Brief A:
From the passage on Ireland's history with England, extract the text between "Henry II. was" and "and political injustice.", inclusive.
Brief B:
Check each statement against the passage on Ireland's history with England. For each, answer yes or no and quote the words from the passage that settle it.
(i) The Irish became Christians before the English did.
(ii) The policy of confiscating tribal lands began under Elizabeth.
(iii) Irish Catholics made up seven-tenths of the population.
Brief C:
Answer these questions using the passage on Ireland's history with England:
(i) What was the small district about Dublin called?
(ii) In what year did the English Parliament pass the act forbidding the export of Irish wool except to England?
(iii) Until what year were Irish Catholics not permitted to worship according to their own faith?

In order to understand the disturbing questions about Ireland, which filled the latter part of Victoria's reign, we must look at the whole history of Ireland's connection with England.

The inhabitants of Ireland were Celts, like the early Britons, and until the twelfth century were independent of the rulers of their sister island. They became Christians before England did, and in literature and art they reached a high stage of civilization. But in industry and in government they lagged behind, largely because they remained organized by clans and tribes, and were ruled over by a number of petty Kings.


[Illustration]

An Irish Cabin

Henry II. was the first King of England to make himself "Lord of Ireland"; but, for long after this time, all that this title meant was the possession of a small district about Dublin, called "the Pale," and a very loose lordship over the Celtic chiefs and Kings who ruled the rest of the island. It was not until the time of the Tudors that the English "Lord of Ireland" became its King, ruling over the whole land, and forcing the English language and English customs upon it.

At the time of the Reformation, the English, after much hesitation, became Protestant, but the Irish remained Catholic. The hatred which was born of religious differences was thus added to that which was felt by a conquered race for the race which had conquered it. To these hatreds were later added those caused by robbing the Irish of much of their lands, and by great economic and political injustice.

When an Irish chieftain rebelled, or was accused of treason, the English government confiscated the land of his whole tribe, regardless of the rights of those who were not concerned in his guilt. The confiscated lands were then given out to English and Scottish colonists, who settled on them; or else they were granted to favorites of the crown, who drew the rents from the lands without living in Ireland. This policy began under Mary Tudor; it was continued under Elizabeth and James I.; and it was completed under Cromwell. Two-thirds of the fertile land of Ireland thus came to be owned by foreigners, who at the same time were usually Protestants.

The great mass of the Irish people became "tenant farmers," under these "absentee" landlords. They lived in miserable hovels, paid high rents, and were liable to be turned out of their farms at a moment's notice. The English statesman, Disraeli, once said that the Irish peasants were "the worst housed, worst fed, and worst clothed in Europe." For this condition of affairs, the rulers of England were chiefly responsible.

In addition to other injustices, the English Parliament passed laws, in the seventeenth century, which crushed Irish industry and commerce. Ireland was excluded from the benefits of the Navigation Acts, which built up England's commerce; and also the Irish were forbidden to send their cattle, sheep, and fresh meats, their butter and cheese to England for fear that they would injure the trade of the English landowners. Ireland, for a time, made great progress in wool-raising—for which her green pastures well fitted her—and also in manufacturing woolen goods. But, in the year 1699, the English Parliament checked these also; for it passed an act forbidding the export of Irish wool and wooden goods to any country except England, and there the import duties were made so heavy as practically to shut them out.

We must add to all this that the Irish Parliament, which sat at Dublin, was made up entirely of Protestants, who were usually of English or Scottish descent. For a long time it had little real power, and was almost completely under the control of the government of England. Also, the Irish Catholics, who made up seven-tenths of the population, had no vote, and (until 1720) were not even permitted to worship according to their own faith.

Is it any wonder, then, that the Irish came to cherish a bitter hatred for England, and that, in spite of all that England has since done to right Ireland's wrongs, that feeling is still strong and active?

Supplied data:
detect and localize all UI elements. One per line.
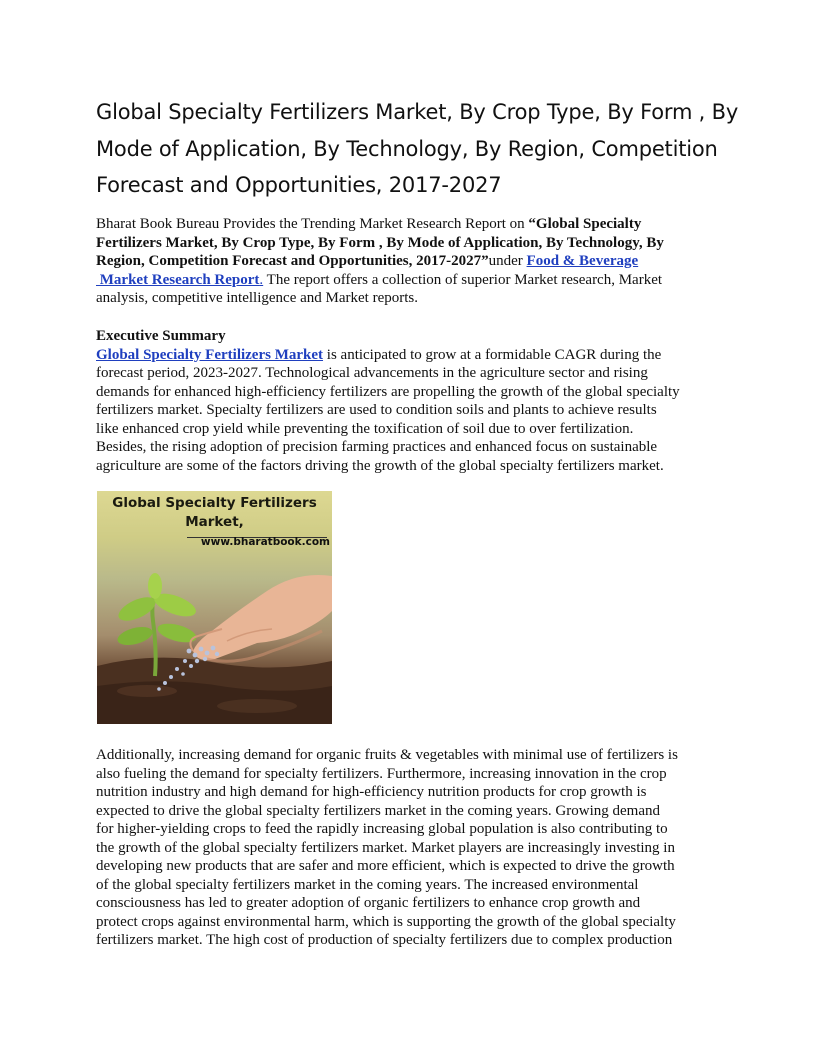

Right answer A:
Henry II. was the first King of England to make himself "Lord of Ireland"; but, for long after this time, all that this title meant was the possession of a small district about Dublin, called "the Pale," and a very loose lordship over the Celtic chiefs and Kings who ruled the rest of the island. It was not until the time of the Tudors that the English "Lord of Ireland" became its King, ruling over the whole land, and forcing the English language and English customs upon it.

At the time of the Reformation, the English, after much hesitation, became Protestant, but the Irish remained Catholic. The hatred which was born of religious differences was thus added to that which was felt by a conquered race for the race which had conquered it. To these hatreds were later added those caused by robbing the Irish of much of their lands, and by great economic and political injustice.

Right answer B:
(i) Yes: "They became Christians before England did"
(ii) No: "This policy began under Mary Tudor"
(iii) Yes: "the Irish Catholics, who made up seven-tenths of the population"

Right answer C:
(i) "The Pale"
(ii) 1699
(iii) 1720